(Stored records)
------------------------------------

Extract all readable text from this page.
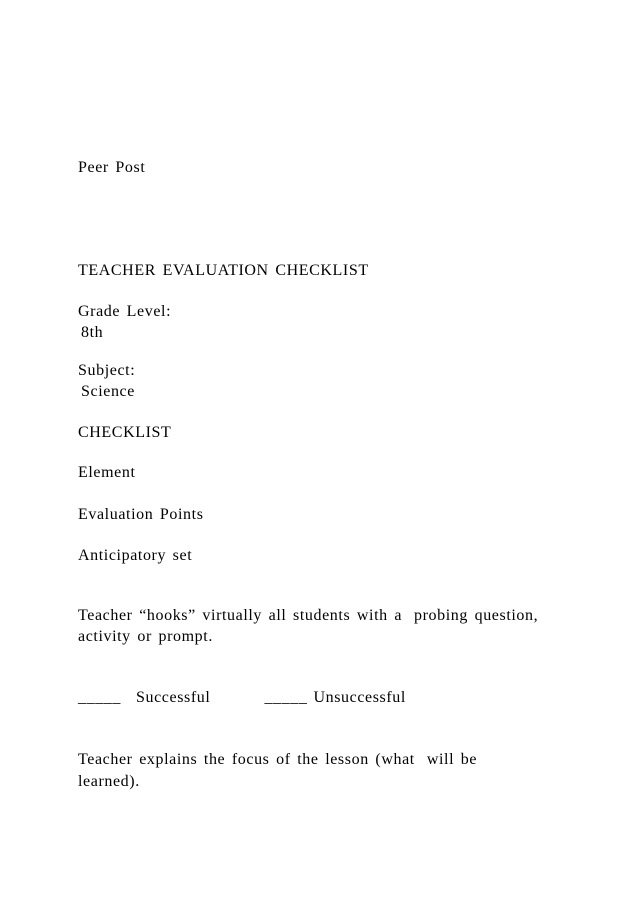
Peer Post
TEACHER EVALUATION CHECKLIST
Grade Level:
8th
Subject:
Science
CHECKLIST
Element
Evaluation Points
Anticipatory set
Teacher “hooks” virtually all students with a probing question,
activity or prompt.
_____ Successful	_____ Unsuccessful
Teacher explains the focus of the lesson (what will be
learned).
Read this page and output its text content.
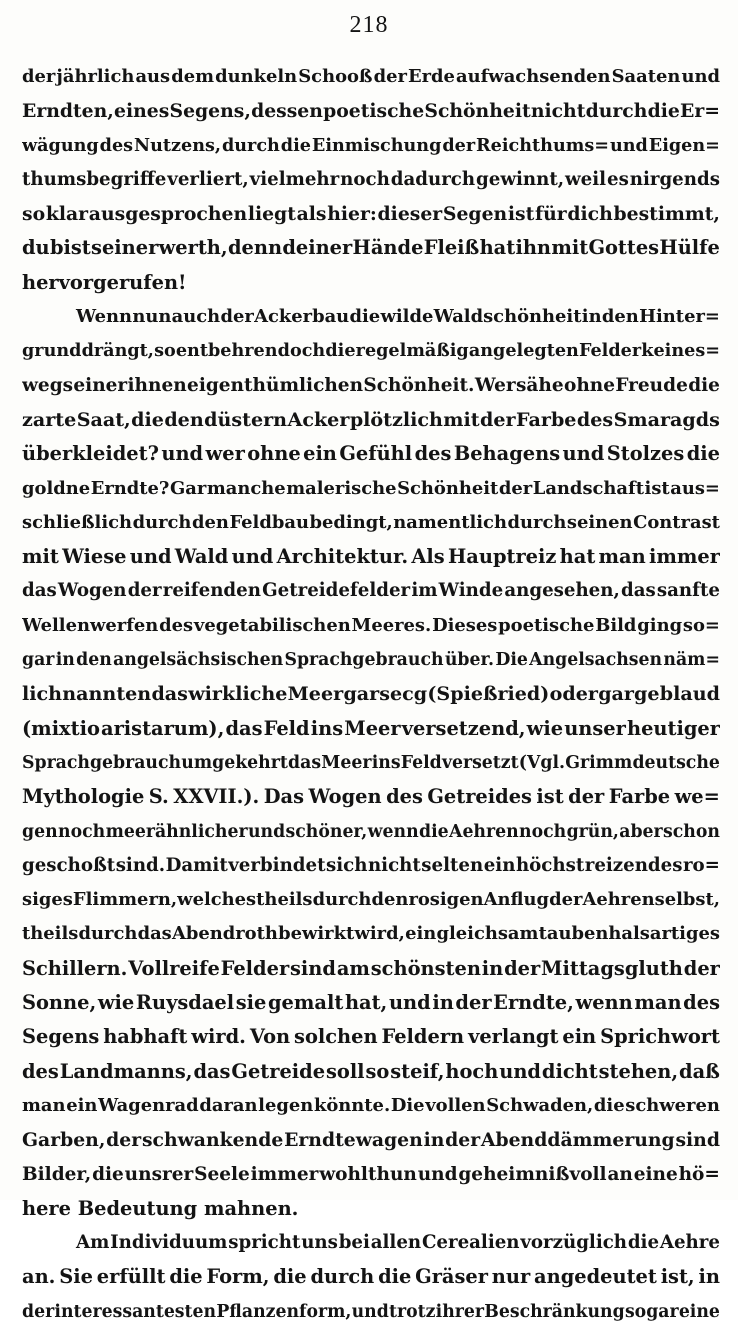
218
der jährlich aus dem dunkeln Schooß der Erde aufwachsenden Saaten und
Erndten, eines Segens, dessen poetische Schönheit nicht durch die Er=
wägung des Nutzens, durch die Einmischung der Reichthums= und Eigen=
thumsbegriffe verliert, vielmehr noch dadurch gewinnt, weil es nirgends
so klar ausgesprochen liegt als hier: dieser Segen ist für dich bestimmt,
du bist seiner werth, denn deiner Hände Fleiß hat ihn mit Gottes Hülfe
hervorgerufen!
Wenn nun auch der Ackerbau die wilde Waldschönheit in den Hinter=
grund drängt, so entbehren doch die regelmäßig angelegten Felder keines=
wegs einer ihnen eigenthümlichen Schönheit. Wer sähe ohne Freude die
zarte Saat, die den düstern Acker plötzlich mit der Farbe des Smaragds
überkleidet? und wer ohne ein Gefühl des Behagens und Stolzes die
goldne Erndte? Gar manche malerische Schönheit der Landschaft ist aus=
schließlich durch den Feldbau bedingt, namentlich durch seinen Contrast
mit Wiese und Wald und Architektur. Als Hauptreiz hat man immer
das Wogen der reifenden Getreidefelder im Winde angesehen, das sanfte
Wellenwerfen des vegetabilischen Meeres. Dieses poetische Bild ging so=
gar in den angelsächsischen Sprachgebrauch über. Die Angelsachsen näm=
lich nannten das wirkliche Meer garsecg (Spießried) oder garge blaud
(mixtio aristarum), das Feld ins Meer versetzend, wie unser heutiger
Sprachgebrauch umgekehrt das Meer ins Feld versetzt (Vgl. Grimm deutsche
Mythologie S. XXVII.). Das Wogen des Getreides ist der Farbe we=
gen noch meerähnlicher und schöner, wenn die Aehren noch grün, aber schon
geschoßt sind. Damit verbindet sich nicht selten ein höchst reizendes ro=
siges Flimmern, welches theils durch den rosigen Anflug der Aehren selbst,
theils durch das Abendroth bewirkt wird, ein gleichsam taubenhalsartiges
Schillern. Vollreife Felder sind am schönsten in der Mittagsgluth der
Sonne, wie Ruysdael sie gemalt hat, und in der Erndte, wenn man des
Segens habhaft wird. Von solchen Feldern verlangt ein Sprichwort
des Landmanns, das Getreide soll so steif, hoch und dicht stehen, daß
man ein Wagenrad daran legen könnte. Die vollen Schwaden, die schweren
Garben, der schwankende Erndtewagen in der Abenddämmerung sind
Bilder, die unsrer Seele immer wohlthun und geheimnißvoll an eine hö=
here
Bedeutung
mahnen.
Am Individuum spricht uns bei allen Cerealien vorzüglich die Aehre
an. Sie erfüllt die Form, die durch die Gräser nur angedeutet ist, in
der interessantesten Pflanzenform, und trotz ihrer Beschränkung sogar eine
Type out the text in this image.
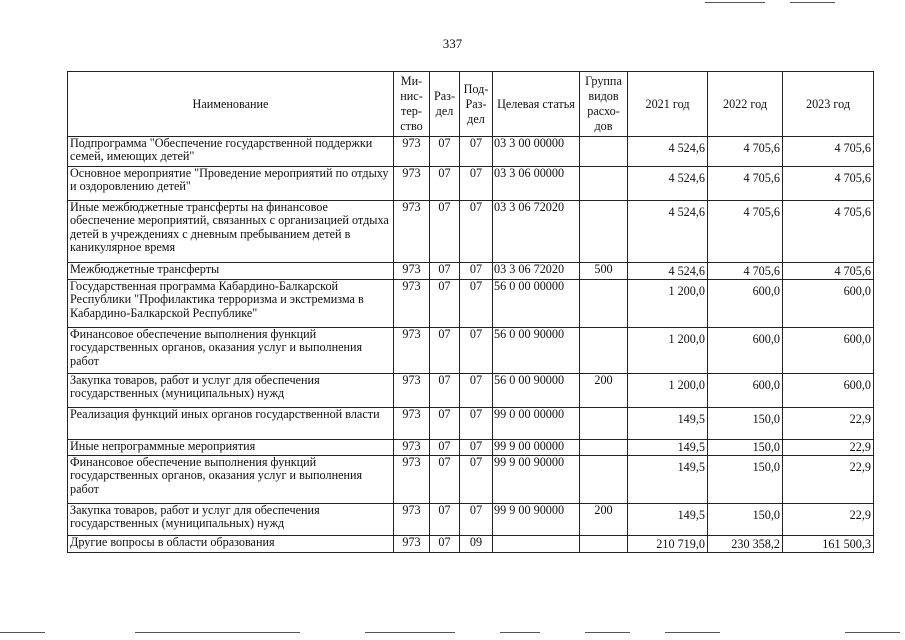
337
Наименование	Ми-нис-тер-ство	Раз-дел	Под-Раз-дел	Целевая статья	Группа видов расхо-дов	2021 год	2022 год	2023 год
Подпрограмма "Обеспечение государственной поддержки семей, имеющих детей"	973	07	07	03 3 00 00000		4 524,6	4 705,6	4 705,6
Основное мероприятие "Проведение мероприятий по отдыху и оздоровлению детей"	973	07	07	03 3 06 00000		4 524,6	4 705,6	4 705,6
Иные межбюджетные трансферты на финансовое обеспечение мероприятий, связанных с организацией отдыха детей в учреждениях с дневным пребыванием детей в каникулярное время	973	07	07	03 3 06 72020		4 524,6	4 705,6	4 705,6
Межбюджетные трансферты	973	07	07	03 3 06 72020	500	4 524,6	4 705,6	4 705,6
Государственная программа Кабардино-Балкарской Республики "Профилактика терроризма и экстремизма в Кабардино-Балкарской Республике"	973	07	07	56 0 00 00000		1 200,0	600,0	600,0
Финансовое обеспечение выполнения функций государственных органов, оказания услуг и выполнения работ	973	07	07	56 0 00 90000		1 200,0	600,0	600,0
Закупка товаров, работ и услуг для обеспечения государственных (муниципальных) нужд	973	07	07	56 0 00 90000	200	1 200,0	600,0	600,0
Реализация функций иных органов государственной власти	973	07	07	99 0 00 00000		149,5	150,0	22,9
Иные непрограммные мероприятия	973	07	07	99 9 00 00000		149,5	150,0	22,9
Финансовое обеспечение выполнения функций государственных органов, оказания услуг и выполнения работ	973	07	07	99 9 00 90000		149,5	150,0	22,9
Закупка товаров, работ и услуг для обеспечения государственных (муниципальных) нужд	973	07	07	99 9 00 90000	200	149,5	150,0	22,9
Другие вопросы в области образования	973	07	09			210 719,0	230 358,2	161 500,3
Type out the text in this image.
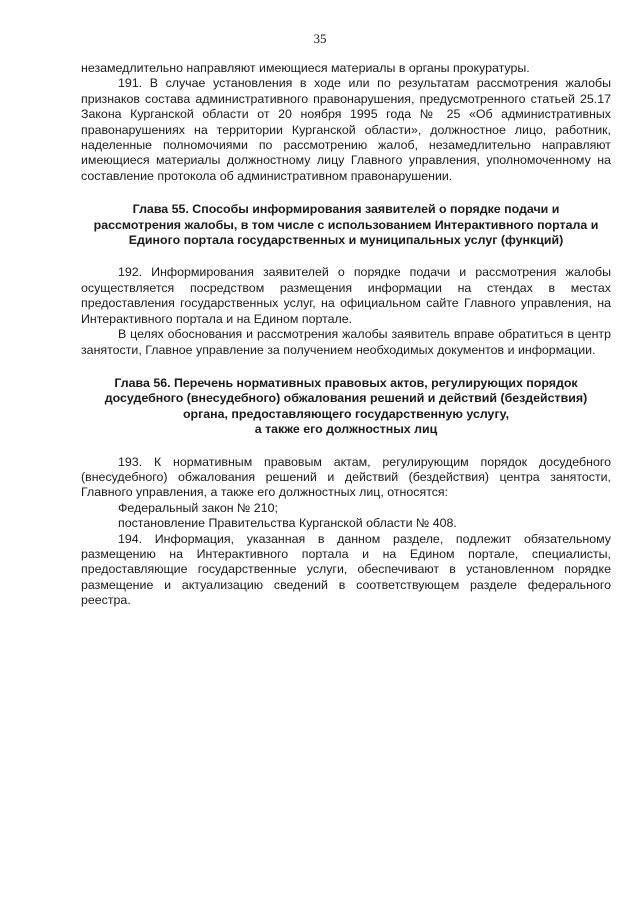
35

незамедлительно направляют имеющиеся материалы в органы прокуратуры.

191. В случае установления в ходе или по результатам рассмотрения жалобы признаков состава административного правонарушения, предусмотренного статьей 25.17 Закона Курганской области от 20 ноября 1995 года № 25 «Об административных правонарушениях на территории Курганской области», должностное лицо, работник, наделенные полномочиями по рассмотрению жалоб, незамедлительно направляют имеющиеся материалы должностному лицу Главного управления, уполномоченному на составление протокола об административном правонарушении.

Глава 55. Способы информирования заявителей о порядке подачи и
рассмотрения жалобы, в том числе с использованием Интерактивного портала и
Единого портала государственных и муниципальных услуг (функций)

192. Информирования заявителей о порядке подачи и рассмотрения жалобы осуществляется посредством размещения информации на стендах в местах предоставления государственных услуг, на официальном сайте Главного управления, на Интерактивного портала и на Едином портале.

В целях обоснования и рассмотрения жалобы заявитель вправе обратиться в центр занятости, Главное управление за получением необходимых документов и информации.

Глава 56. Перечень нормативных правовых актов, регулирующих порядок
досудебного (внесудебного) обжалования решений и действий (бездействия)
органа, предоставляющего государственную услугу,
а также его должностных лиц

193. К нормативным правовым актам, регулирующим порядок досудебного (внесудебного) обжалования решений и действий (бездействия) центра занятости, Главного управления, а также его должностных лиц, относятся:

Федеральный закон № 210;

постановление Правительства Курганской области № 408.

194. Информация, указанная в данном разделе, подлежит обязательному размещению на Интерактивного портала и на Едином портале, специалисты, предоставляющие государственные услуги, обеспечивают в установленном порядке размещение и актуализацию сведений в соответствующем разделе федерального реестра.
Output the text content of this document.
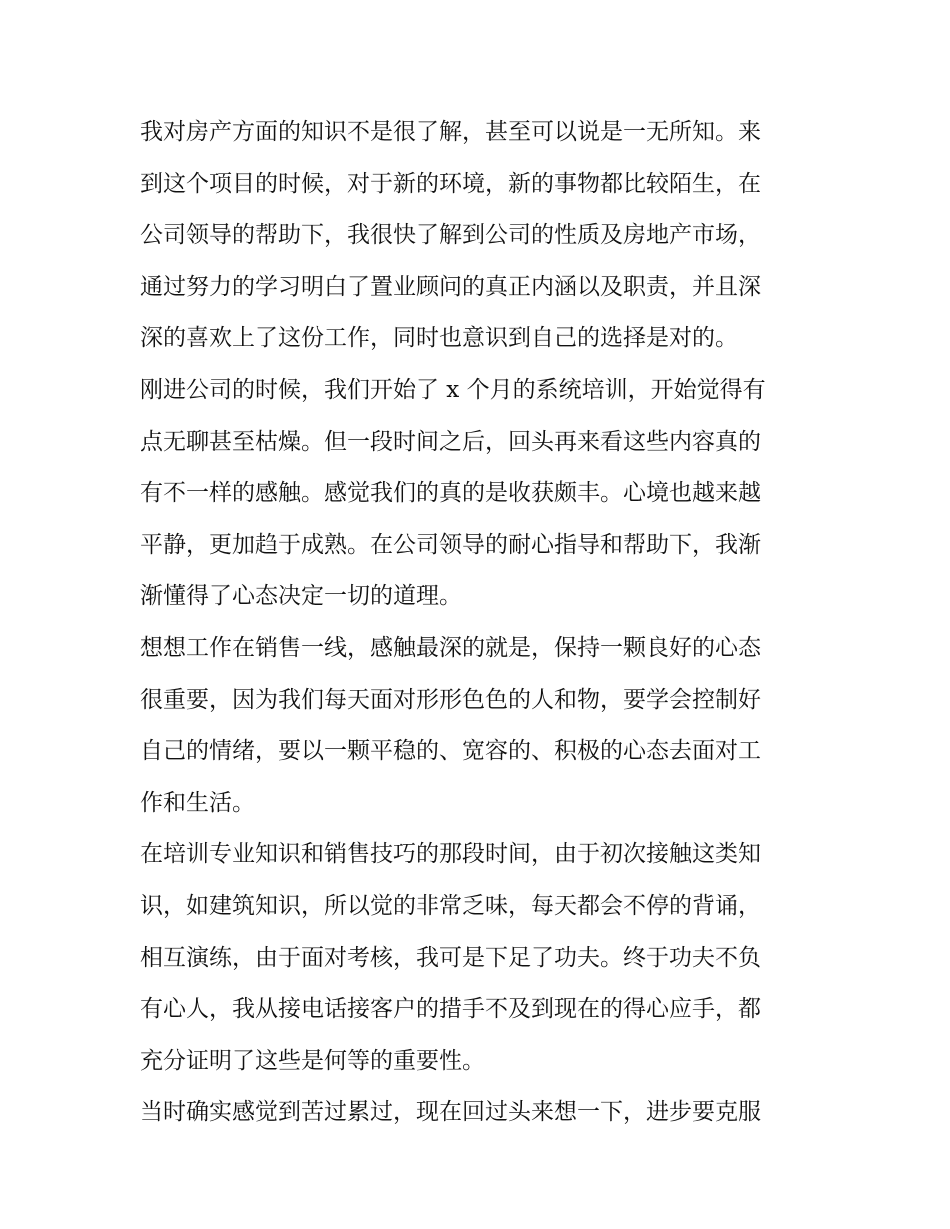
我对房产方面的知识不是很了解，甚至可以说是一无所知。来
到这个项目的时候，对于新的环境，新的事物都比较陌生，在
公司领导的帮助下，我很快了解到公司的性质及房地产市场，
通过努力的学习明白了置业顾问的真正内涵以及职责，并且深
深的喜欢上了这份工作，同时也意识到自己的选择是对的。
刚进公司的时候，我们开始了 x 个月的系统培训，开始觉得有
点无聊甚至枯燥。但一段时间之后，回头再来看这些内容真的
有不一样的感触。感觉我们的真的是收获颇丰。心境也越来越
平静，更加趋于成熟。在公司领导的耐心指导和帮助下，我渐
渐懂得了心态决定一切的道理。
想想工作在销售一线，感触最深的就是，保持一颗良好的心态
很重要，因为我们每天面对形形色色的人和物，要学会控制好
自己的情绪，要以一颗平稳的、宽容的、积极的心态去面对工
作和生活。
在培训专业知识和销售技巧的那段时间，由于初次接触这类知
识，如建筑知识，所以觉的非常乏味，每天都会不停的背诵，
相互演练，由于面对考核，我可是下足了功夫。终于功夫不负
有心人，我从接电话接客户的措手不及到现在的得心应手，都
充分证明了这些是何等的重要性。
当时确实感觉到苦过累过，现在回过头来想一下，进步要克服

------------------------------------

**The request**
The lines to repeat run from the line containing "Output the text content of this document." through the last line of the material above; give them exactly, without the pictures.

**Task solution**
Output the text content of this document.
我对房产方面的知识不是很了解，甚至可以说是一无所知。来
到这个项目的时候，对于新的环境，新的事物都比较陌生，在
公司领导的帮助下，我很快了解到公司的性质及房地产市场，
通过努力的学习明白了置业顾问的真正内涵以及职责，并且深
深的喜欢上了这份工作，同时也意识到自己的选择是对的。
刚进公司的时候，我们开始了 x 个月的系统培训，开始觉得有
点无聊甚至枯燥。但一段时间之后，回头再来看这些内容真的
有不一样的感触。感觉我们的真的是收获颇丰。心境也越来越
平静，更加趋于成熟。在公司领导的耐心指导和帮助下，我渐
渐懂得了心态决定一切的道理。
想想工作在销售一线，感触最深的就是，保持一颗良好的心态
很重要，因为我们每天面对形形色色的人和物，要学会控制好
自己的情绪，要以一颗平稳的、宽容的、积极的心态去面对工
作和生活。
在培训专业知识和销售技巧的那段时间，由于初次接触这类知
识，如建筑知识，所以觉的非常乏味，每天都会不停的背诵，
相互演练，由于面对考核，我可是下足了功夫。终于功夫不负
有心人，我从接电话接客户的措手不及到现在的得心应手，都
充分证明了这些是何等的重要性。
当时确实感觉到苦过累过，现在回过头来想一下，进步要克服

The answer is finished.